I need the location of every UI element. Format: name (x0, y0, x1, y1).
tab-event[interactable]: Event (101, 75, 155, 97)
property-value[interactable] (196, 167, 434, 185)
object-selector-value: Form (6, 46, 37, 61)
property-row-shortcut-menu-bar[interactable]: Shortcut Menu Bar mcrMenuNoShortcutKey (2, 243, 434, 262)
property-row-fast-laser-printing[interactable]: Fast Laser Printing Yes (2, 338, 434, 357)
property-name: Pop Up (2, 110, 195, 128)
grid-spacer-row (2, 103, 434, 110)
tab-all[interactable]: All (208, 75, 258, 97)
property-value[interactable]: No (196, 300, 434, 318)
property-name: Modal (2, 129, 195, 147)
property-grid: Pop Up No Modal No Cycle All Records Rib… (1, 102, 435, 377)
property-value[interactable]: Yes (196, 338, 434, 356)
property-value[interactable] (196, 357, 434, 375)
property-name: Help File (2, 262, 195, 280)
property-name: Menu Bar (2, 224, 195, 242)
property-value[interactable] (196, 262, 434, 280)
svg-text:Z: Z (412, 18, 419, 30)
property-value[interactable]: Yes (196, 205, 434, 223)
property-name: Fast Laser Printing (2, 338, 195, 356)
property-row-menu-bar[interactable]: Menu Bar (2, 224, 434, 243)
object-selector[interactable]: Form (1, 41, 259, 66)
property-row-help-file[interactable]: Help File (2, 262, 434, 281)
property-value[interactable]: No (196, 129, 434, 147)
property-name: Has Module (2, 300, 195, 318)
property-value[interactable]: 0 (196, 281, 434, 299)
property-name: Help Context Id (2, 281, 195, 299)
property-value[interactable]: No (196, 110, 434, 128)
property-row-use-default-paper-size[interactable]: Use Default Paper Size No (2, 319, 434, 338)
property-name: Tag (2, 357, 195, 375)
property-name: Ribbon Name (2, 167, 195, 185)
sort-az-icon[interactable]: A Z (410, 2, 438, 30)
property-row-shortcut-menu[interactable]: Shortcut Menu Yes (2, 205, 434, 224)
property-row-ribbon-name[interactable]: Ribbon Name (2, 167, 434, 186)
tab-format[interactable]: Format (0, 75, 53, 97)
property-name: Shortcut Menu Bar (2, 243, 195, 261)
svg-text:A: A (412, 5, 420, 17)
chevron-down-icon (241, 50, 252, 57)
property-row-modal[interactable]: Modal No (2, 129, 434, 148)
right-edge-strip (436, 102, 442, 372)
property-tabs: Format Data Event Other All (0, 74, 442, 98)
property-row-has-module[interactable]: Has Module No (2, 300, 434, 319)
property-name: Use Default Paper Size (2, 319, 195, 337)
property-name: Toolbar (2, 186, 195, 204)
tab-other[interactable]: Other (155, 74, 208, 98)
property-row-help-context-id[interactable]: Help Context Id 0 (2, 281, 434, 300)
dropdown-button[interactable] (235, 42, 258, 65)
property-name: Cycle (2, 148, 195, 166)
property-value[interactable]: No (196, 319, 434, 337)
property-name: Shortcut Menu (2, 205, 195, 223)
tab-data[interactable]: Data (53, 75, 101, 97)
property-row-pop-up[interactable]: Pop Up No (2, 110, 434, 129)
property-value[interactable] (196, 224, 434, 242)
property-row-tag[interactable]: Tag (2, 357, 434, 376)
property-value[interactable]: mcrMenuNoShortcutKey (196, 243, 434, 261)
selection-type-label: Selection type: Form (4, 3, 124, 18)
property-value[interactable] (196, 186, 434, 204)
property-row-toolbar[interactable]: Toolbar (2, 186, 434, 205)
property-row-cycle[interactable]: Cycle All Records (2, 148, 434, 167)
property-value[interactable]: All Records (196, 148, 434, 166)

- **WORK TO BE COMPLETED**: Copy every line of the records above word for word, leaving nothing out.

- **TASK RESPONSE**:
I need the location of every UI element. Format: name (x0, y0, x1, y1).
tab-event[interactable]: Event (101, 75, 155, 97)
property-value[interactable] (196, 167, 434, 185)
object-selector-value: Form (6, 46, 37, 61)
property-row-shortcut-menu-bar[interactable]: Shortcut Menu Bar mcrMenuNoShortcutKey (2, 243, 434, 262)
property-row-fast-laser-printing[interactable]: Fast Laser Printing Yes (2, 338, 434, 357)
property-name: Pop Up (2, 110, 195, 128)
grid-spacer-row (2, 103, 434, 110)
tab-all[interactable]: All (208, 75, 258, 97)
property-value[interactable]: No (196, 300, 434, 318)
property-name: Modal (2, 129, 195, 147)
property-grid: Pop Up No Modal No Cycle All Records Rib… (1, 102, 435, 377)
property-value[interactable]: Yes (196, 338, 434, 356)
property-value[interactable] (196, 357, 434, 375)
property-name: Help File (2, 262, 195, 280)
property-name: Menu Bar (2, 224, 195, 242)
property-value[interactable] (196, 262, 434, 280)
svg-text:Z: Z (412, 18, 419, 30)
property-value[interactable]: Yes (196, 205, 434, 223)
property-name: Fast Laser Printing (2, 338, 195, 356)
property-row-menu-bar[interactable]: Menu Bar (2, 224, 434, 243)
object-selector[interactable]: Form (1, 41, 259, 66)
property-row-help-file[interactable]: Help File (2, 262, 434, 281)
property-value[interactable]: No (196, 129, 434, 147)
property-name: Has Module (2, 300, 195, 318)
property-value[interactable]: 0 (196, 281, 434, 299)
property-name: Help Context Id (2, 281, 195, 299)
property-value[interactable]: No (196, 110, 434, 128)
property-row-use-default-paper-size[interactable]: Use Default Paper Size No (2, 319, 434, 338)
property-name: Tag (2, 357, 195, 375)
property-name: Ribbon Name (2, 167, 195, 185)
sort-az-icon[interactable]: A Z (410, 2, 438, 30)
property-row-shortcut-menu[interactable]: Shortcut Menu Yes (2, 205, 434, 224)
property-row-ribbon-name[interactable]: Ribbon Name (2, 167, 434, 186)
tab-format[interactable]: Format (0, 75, 53, 97)
property-name: Shortcut Menu Bar (2, 243, 195, 261)
svg-text:A: A (412, 5, 420, 17)
chevron-down-icon (241, 50, 252, 57)
property-row-modal[interactable]: Modal No (2, 129, 434, 148)
right-edge-strip (436, 102, 442, 372)
property-tabs: Format Data Event Other All (0, 74, 442, 98)
property-row-has-module[interactable]: Has Module No (2, 300, 434, 319)
property-name: Use Default Paper Size (2, 319, 195, 337)
property-name: Toolbar (2, 186, 195, 204)
tab-other[interactable]: Other (155, 74, 208, 98)
property-row-help-context-id[interactable]: Help Context Id 0 (2, 281, 434, 300)
dropdown-button[interactable] (235, 42, 258, 65)
property-name: Cycle (2, 148, 195, 166)
property-value[interactable]: No (196, 319, 434, 337)
property-name: Shortcut Menu (2, 205, 195, 223)
tab-data[interactable]: Data (53, 75, 101, 97)
property-row-pop-up[interactable]: Pop Up No (2, 110, 434, 129)
property-value[interactable] (196, 224, 434, 242)
property-row-tag[interactable]: Tag (2, 357, 434, 376)
property-value[interactable]: mcrMenuNoShortcutKey (196, 243, 434, 261)
selection-type-label: Selection type: Form (4, 3, 124, 18)
property-value[interactable] (196, 186, 434, 204)
property-row-toolbar[interactable]: Toolbar (2, 186, 434, 205)
property-row-cycle[interactable]: Cycle All Records (2, 148, 434, 167)
property-value[interactable]: All Records (196, 148, 434, 166)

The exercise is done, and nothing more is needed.